§ AIM
Copy each line below exactly and leave the pictures out.
════
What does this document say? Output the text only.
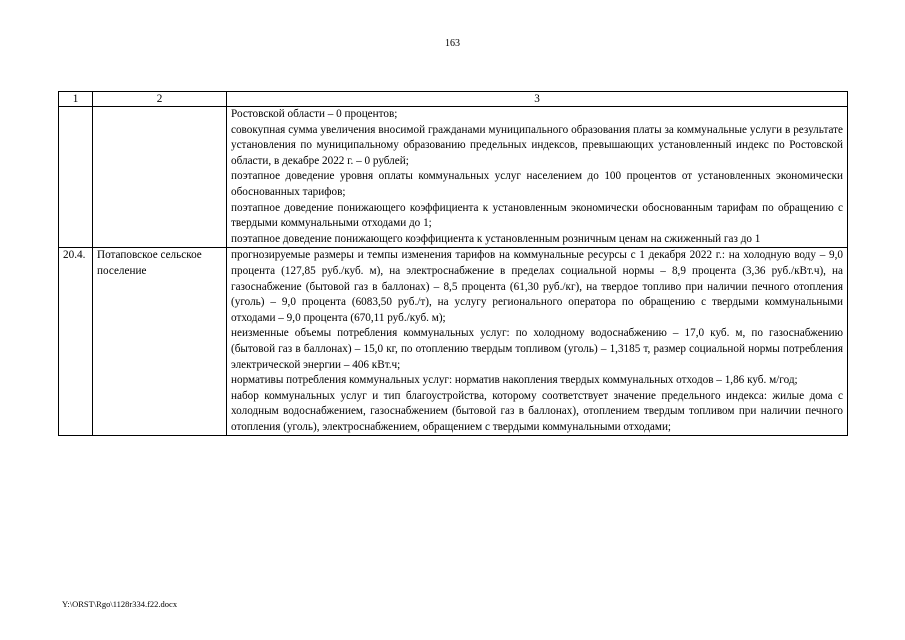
163
1	2	3

		Ростовской области – 0 процентов;
совокупная сумма увеличения вносимой гражданами муниципального образования платы за коммунальные услуги в результате установления по муниципальному образованию предельных индексов, превышающих установленный индекс по Ростовской области, в декабре 2022 г. – 0 рублей;
поэтапное доведение уровня оплаты коммунальных услуг населением до 100 процентов от установленных экономически обоснованных тарифов;
поэтапное доведение понижающего коэффициента к установленным экономически обоснованным тарифам по обращению с твердыми коммунальными отходами до 1;
поэтапное доведение понижающего коэффициента к установленным розничным ценам на сжиженный газ до 1

20.4.	Потаповское сельское поселение	прогнозируемые размеры и темпы изменения тарифов на коммунальные ресурсы с 1 декабря 2022 г.: на холодную воду – 9,0 процента (127,85 руб./куб. м), на электроснабжение в пределах социальной нормы – 8,9 процента (3,36 руб./кВт.ч), на газоснабжение (бытовой газ в баллонах) – 8,5 процента (61,30 руб./кг), на твердое топливо при наличии печного отопления (уголь) – 9,0 процента (6083,50 руб./т), на услугу регионального оператора по обращению с твердыми коммунальными отходами – 9,0 процента (670,11 руб./куб. м);
неизменные объемы потребления коммунальных услуг: по холодному водоснабжению – 17,0 куб. м, по газоснабжению (бытовой газ в баллонах) – 15,0 кг, по отоплению твердым топливом (уголь) – 1,3185 т, размер социальной нормы потребления электрической энергии – 406 кВт.ч;
нормативы потребления коммунальных услуг: норматив накопления твердых коммунальных отходов – 1,86 куб. м/год;
набор коммунальных услуг и тип благоустройства, которому соответствует значение предельного индекса: жилые дома с холодным водоснабжением, газоснабжением (бытовой газ в баллонах), отоплением твердым топливом при наличии печного отопления (уголь), электроснабжением, обращением с твердыми коммунальными отходами;
Y:\ORST\Rgo\1128r334.f22.docx
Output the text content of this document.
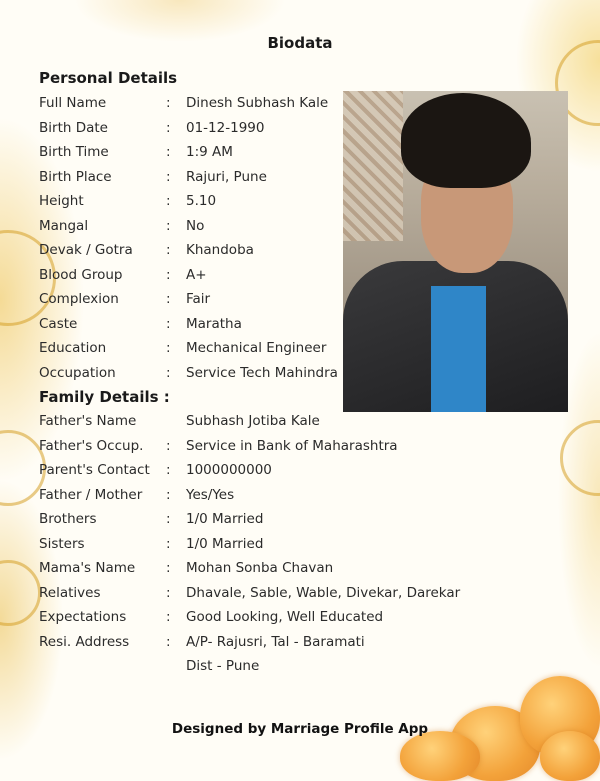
Biodata
Personal Details
Full Name	: Dinesh Subhash Kale
Birth Date	: 01-12-1990
Birth Time	: 1:9 AM
Birth Place	: Rajuri, Pune
Height	: 5.10
Mangal	: No
Devak / Gotra : Khandoba
Blood Group	: A+
Complexion	: Fair
Caste	: Maratha
Education	: Mechanical Engineer
Occupation	: Service Tech Mahindra
Family Details :
Father's Name	Subhash Jotiba Kale
Father's Occup. : Service in Bank of Maharashtra
Parent's Contact : 1000000000
Father / Mother : Yes/Yes
Brothers	: 1/0 Married
Sisters	: 1/0 Married
Mama's Name : Mohan Sonba Chavan
Relatives	: Dhavale, Sable, Wable, Divekar, Darekar
Expectations	: Good Looking, Well Educated
Resi. Address	: A/P- Rajusri, Tal - Baramati
Dist - Pune
Designed by Marriage Profile App
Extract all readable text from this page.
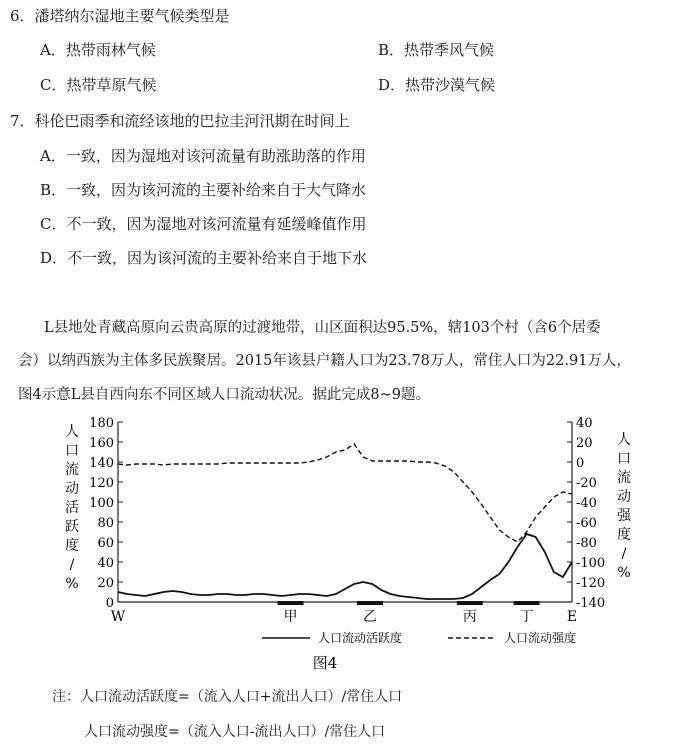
6．潘塔纳尔湿地主要气候类型是
A．热带雨林气候	B．热带季风气候
C．热带草原气候	D．热带沙漠气候
7．科伦巴雨季和流经该地的巴拉圭河汛期在时间上
A．一致，因为湿地对该河流量有助涨助落的作用
B．一致，因为该河流的主要补给来自于大气降水
C．不一致，因为湿地对该河流量有延缓峰值作用
D．不一致，因为该河流的主要补给来自于地下水
L县地处青藏高原向云贵高原的过渡地带，山区面积达95.5%，辖103个村（含6个居委
会）以纳西族为主体多民族聚居。2015年该县户籍人口为23.78万人，常住人口为22.91万人，
图4示意L县自西向东不同区域人口流动状况。据此完成8~9题。
人
口
流
动
活
跃
度
/
%
人
口
流
动
强
度
/
%
0
20
40
60
80
100
120
140
160
180	40
20
0
-20
-40
-60
-80
-100
-120
-140
W	甲	乙	丙	丁 E
人口流动活跃度	人口流动强度
图4
注：人口流动活跃度=（流入人口+流出人口）/常住人口
人口流动强度=（流入人口-流出人口）/常住人口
════
§ ANSWER TO THIS EXERCISE
What does this document say? Output the text only.
163
1	2	3

		Ростовской области – 0 процентов;
совокупная сумма увеличения вносимой гражданами муниципального образования платы за коммунальные услуги в результате установления по муниципальному образованию предельных индексов, превышающих установленный индекс по Ростовской области, в декабре 2022 г. – 0 рублей;
поэтапное доведение уровня оплаты коммунальных услуг населением до 100 процентов от установленных экономически обоснованных тарифов;
поэтапное доведение понижающего коэффициента к установленным экономически обоснованным тарифам по обращению с твердыми коммунальными отходами до 1;
поэтапное доведение понижающего коэффициента к установленным розничным ценам на сжиженный газ до 1

20.4.	Потаповское сельское поселение	прогнозируемые размеры и темпы изменения тарифов на коммунальные ресурсы с 1 декабря 2022 г.: на холодную воду – 9,0 процента (127,85 руб./куб. м), на электроснабжение в пределах социальной нормы – 8,9 процента (3,36 руб./кВт.ч), на газоснабжение (бытовой газ в баллонах) – 8,5 процента (61,30 руб./кг), на твердое топливо при наличии печного отопления (уголь) – 9,0 процента (6083,50 руб./т), на услугу регионального оператора по обращению с твердыми коммунальными отходами – 9,0 процента (670,11 руб./куб. м);
неизменные объемы потребления коммунальных услуг: по холодному водоснабжению – 17,0 куб. м, по газоснабжению (бытовой газ в баллонах) – 15,0 кг, по отоплению твердым топливом (уголь) – 1,3185 т, размер социальной нормы потребления электрической энергии – 406 кВт.ч;
нормативы потребления коммунальных услуг: норматив накопления твердых коммунальных отходов – 1,86 куб. м/год;
набор коммунальных услуг и тип благоустройства, которому соответствует значение предельного индекса: жилые дома с холодным водоснабжением, газоснабжением (бытовой газ в баллонах), отоплением твердым топливом при наличии печного отопления (уголь), электроснабжением, обращением с твердыми коммунальными отходами;
Y:\ORST\Rgo\1128r334.f22.docx
Output the text content of this document.
Biodata
Personal Details
Full Name	: Dinesh Subhash Kale
Birth Date	: 01-12-1990
Birth Time	: 1:9 AM
Birth Place	: Rajuri, Pune
Height	: 5.10
Mangal	: No
Devak / Gotra : Khandoba
Blood Group	: A+
Complexion	: Fair
Caste	: Maratha
Education	: Mechanical Engineer
Occupation	: Service Tech Mahindra
Family Details :
Father's Name	Subhash Jotiba Kale
Father's Occup. : Service in Bank of Maharashtra
Parent's Contact : 1000000000
Father / Mother : Yes/Yes
Brothers	: 1/0 Married
Sisters	: 1/0 Married
Mama's Name : Mohan Sonba Chavan
Relatives	: Dhavale, Sable, Wable, Divekar, Darekar
Expectations	: Good Looking, Well Educated
Resi. Address	: A/P- Rajusri, Tal - Baramati
Dist - Pune
Designed by Marriage Profile App
Extract all readable text from this page.
6．潘塔纳尔湿地主要气候类型是
A．热带雨林气候	B．热带季风气候
C．热带草原气候	D．热带沙漠气候
7．科伦巴雨季和流经该地的巴拉圭河汛期在时间上
A．一致，因为湿地对该河流量有助涨助落的作用
B．一致，因为该河流的主要补给来自于大气降水
C．不一致，因为湿地对该河流量有延缓峰值作用
D．不一致，因为该河流的主要补给来自于地下水
L县地处青藏高原向云贵高原的过渡地带，山区面积达95.5%，辖103个村（含6个居委
会）以纳西族为主体多民族聚居。2015年该县户籍人口为23.78万人，常住人口为22.91万人，
图4示意L县自西向东不同区域人口流动状况。据此完成8~9题。
人
口
流
动
活
跃
度
/
%
人
口
流
动
强
度
/
%
0
20
40
60
80
100
120
140
160
180	40
20
0
-20
-40
-60
-80
-100
-120
-140
W	甲	乙	丙	丁 E
人口流动活跃度	人口流动强度
图4
注：人口流动活跃度=（流入人口+流出人口）/常住人口
人口流动强度=（流入人口-流出人口）/常住人口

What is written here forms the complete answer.